TASK GOAL:
Reproduce the material in full, unchanged.

(Data items)
===

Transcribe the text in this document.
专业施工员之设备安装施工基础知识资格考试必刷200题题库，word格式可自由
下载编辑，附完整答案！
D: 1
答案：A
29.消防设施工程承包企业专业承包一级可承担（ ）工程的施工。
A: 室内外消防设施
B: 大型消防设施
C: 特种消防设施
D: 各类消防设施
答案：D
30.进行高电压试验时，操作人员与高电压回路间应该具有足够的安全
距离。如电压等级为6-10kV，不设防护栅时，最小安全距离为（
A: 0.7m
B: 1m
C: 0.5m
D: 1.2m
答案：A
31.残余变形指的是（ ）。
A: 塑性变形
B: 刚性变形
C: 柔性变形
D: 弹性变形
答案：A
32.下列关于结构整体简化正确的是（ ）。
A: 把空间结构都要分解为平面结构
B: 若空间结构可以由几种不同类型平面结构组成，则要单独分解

===

EXERCISE RESULT:
Transcribe the text in this document.
专业施工员之设备安装施工基础知识资格考试必刷200题题库，word格式可自由
下载编辑，附完整答案！
D: 1
答案：A
29.消防设施工程承包企业专业承包一级可承担（ ）工程的施工。
A: 室内外消防设施
B: 大型消防设施
C: 特种消防设施
D: 各类消防设施
答案：D
30.进行高电压试验时，操作人员与高电压回路间应该具有足够的安全
距离。如电压等级为6-10kV，不设防护栅时，最小安全距离为（
A: 0.7m
B: 1m
C: 0.5m
D: 1.2m
答案：A
31.残余变形指的是（ ）。
A: 塑性变形
B: 刚性变形
C: 柔性变形
D: 弹性变形
答案：A
32.下列关于结构整体简化正确的是（ ）。
A: 把空间结构都要分解为平面结构
B: 若空间结构可以由几种不同类型平面结构组成，则要单独分解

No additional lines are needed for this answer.